§ **SET PROBLEM**: Return the material below in full and exactly.

§ **INPUT MATERIAL**:
.....
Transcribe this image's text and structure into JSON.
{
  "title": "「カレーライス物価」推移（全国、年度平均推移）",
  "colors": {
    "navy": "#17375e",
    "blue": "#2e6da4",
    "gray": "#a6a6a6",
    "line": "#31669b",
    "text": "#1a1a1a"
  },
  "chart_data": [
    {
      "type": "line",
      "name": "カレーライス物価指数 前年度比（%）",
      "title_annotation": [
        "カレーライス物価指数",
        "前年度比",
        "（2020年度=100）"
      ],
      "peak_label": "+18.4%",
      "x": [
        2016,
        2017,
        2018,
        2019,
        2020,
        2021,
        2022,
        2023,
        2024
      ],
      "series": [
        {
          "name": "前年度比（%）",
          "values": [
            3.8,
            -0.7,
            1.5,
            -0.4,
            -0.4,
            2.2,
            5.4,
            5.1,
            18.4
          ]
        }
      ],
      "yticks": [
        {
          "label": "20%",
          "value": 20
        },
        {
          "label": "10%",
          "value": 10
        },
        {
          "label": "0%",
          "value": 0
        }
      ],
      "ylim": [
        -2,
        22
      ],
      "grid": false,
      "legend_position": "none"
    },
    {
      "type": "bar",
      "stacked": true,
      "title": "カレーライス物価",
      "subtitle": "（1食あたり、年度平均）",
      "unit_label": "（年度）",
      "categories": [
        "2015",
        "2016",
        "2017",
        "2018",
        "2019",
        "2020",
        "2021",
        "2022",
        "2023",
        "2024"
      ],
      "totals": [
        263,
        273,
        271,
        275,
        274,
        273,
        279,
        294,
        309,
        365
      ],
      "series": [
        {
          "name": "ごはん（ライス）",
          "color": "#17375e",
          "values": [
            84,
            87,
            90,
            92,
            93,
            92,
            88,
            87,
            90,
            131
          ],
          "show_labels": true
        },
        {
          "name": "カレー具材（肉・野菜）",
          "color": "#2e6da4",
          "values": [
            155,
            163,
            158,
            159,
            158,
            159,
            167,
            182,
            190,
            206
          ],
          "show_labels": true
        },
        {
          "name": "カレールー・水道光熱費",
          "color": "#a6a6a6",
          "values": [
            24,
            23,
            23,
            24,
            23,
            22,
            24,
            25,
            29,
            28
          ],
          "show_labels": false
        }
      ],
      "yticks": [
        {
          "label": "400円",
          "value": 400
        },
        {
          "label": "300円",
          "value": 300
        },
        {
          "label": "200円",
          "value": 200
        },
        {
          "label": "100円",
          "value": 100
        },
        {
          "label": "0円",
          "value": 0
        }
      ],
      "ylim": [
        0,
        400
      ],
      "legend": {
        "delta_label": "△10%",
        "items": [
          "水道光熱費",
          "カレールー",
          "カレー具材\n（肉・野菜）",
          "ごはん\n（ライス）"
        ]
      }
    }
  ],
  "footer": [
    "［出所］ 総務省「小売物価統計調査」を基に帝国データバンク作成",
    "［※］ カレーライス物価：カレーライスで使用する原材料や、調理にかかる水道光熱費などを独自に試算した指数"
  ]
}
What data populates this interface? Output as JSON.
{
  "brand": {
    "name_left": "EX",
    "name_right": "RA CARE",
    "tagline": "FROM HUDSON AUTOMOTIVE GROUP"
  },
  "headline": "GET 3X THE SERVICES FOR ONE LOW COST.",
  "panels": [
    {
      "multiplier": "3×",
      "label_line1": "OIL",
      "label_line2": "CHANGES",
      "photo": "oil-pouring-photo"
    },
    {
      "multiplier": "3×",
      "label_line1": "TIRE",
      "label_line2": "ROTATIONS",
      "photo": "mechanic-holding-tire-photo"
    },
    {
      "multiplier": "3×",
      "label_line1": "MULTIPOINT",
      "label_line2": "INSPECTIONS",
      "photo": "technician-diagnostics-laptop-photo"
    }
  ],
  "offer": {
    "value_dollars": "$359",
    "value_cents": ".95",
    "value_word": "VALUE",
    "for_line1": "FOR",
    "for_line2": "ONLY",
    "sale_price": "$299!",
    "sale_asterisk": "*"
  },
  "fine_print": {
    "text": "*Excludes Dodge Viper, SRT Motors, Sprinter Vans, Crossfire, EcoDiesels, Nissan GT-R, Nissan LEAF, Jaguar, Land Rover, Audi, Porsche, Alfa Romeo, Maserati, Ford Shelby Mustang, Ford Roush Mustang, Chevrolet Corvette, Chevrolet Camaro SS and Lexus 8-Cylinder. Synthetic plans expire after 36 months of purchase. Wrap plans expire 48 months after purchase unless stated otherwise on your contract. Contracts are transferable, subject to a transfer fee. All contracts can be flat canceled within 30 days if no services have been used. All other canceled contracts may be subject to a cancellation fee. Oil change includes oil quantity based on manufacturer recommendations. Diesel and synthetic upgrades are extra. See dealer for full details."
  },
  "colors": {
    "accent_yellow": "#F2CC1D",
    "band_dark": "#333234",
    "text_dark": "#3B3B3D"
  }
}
.....
§ **RESPONSE TO THE EXERCISE**:
Transcribe this image's text and structure into JSON.
{
  "title": "「カレーライス物価」推移（全国、年度平均推移）",
  "colors": {
    "navy": "#17375e",
    "blue": "#2e6da4",
    "gray": "#a6a6a6",
    "line": "#31669b",
    "text": "#1a1a1a"
  },
  "chart_data": [
    {
      "type": "line",
      "name": "カレーライス物価指数 前年度比（%）",
      "title_annotation": [
        "カレーライス物価指数",
        "前年度比",
        "（2020年度=100）"
      ],
      "peak_label": "+18.4%",
      "x": [
        2016,
        2017,
        2018,
        2019,
        2020,
        2021,
        2022,
        2023,
        2024
      ],
      "series": [
        {
          "name": "前年度比（%）",
          "values": [
            3.8,
            -0.7,
            1.5,
            -0.4,
            -0.4,
            2.2,
            5.4,
            5.1,
            18.4
          ]
        }
      ],
      "yticks": [
        {
          "label": "20%",
          "value": 20
        },
        {
          "label": "10%",
          "value": 10
        },
        {
          "label": "0%",
          "value": 0
        }
      ],
      "ylim": [
        -2,
        22
      ],
      "grid": false,
      "legend_position": "none"
    },
    {
      "type": "bar",
      "stacked": true,
      "title": "カレーライス物価",
      "subtitle": "（1食あたり、年度平均）",
      "unit_label": "（年度）",
      "categories": [
        "2015",
        "2016",
        "2017",
        "2018",
        "2019",
        "2020",
        "2021",
        "2022",
        "2023",
        "2024"
      ],
      "totals": [
        263,
        273,
        271,
        275,
        274,
        273,
        279,
        294,
        309,
        365
      ],
      "series": [
        {
          "name": "ごはん（ライス）",
          "color": "#17375e",
          "values": [
            84,
            87,
            90,
            92,
            93,
            92,
            88,
            87,
            90,
            131
          ],
          "show_labels": true
        },
        {
          "name": "カレー具材（肉・野菜）",
          "color": "#2e6da4",
          "values": [
            155,
            163,
            158,
            159,
            158,
            159,
            167,
            182,
            190,
            206
          ],
          "show_labels": true
        },
        {
          "name": "カレールー・水道光熱費",
          "color": "#a6a6a6",
          "values": [
            24,
            23,
            23,
            24,
            23,
            22,
            24,
            25,
            29,
            28
          ],
          "show_labels": false
        }
      ],
      "yticks": [
        {
          "label": "400円",
          "value": 400
        },
        {
          "label": "300円",
          "value": 300
        },
        {
          "label": "200円",
          "value": 200
        },
        {
          "label": "100円",
          "value": 100
        },
        {
          "label": "0円",
          "value": 0
        }
      ],
      "ylim": [
        0,
        400
      ],
      "legend": {
        "delta_label": "△10%",
        "items": [
          "水道光熱費",
          "カレールー",
          "カレー具材\n（肉・野菜）",
          "ごはん\n（ライス）"
        ]
      }
    }
  ],
  "footer": [
    "［出所］ 総務省「小売物価統計調査」を基に帝国データバンク作成",
    "［※］ カレーライス物価：カレーライスで使用する原材料や、調理にかかる水道光熱費などを独自に試算した指数"
  ]
}
What data populates this interface? Output as JSON.
{
  "brand": {
    "name_left": "EX",
    "name_right": "RA CARE",
    "tagline": "FROM HUDSON AUTOMOTIVE GROUP"
  },
  "headline": "GET 3X THE SERVICES FOR ONE LOW COST.",
  "panels": [
    {
      "multiplier": "3×",
      "label_line1": "OIL",
      "label_line2": "CHANGES",
      "photo": "oil-pouring-photo"
    },
    {
      "multiplier": "3×",
      "label_line1": "TIRE",
      "label_line2": "ROTATIONS",
      "photo": "mechanic-holding-tire-photo"
    },
    {
      "multiplier": "3×",
      "label_line1": "MULTIPOINT",
      "label_line2": "INSPECTIONS",
      "photo": "technician-diagnostics-laptop-photo"
    }
  ],
  "offer": {
    "value_dollars": "$359",
    "value_cents": ".95",
    "value_word": "VALUE",
    "for_line1": "FOR",
    "for_line2": "ONLY",
    "sale_price": "$299!",
    "sale_asterisk": "*"
  },
  "fine_print": {
    "text": "*Excludes Dodge Viper, SRT Motors, Sprinter Vans, Crossfire, EcoDiesels, Nissan GT-R, Nissan LEAF, Jaguar, Land Rover, Audi, Porsche, Alfa Romeo, Maserati, Ford Shelby Mustang, Ford Roush Mustang, Chevrolet Corvette, Chevrolet Camaro SS and Lexus 8-Cylinder. Synthetic plans expire after 36 months of purchase. Wrap plans expire 48 months after purchase unless stated otherwise on your contract. Contracts are transferable, subject to a transfer fee. All contracts can be flat canceled within 30 days if no services have been used. All other canceled contracts may be subject to a cancellation fee. Oil change includes oil quantity based on manufacturer recommendations. Diesel and synthetic upgrades are extra. See dealer for full details."
  },
  "colors": {
    "accent_yellow": "#F2CC1D",
    "band_dark": "#333234",
    "text_dark": "#3B3B3D"
  }
}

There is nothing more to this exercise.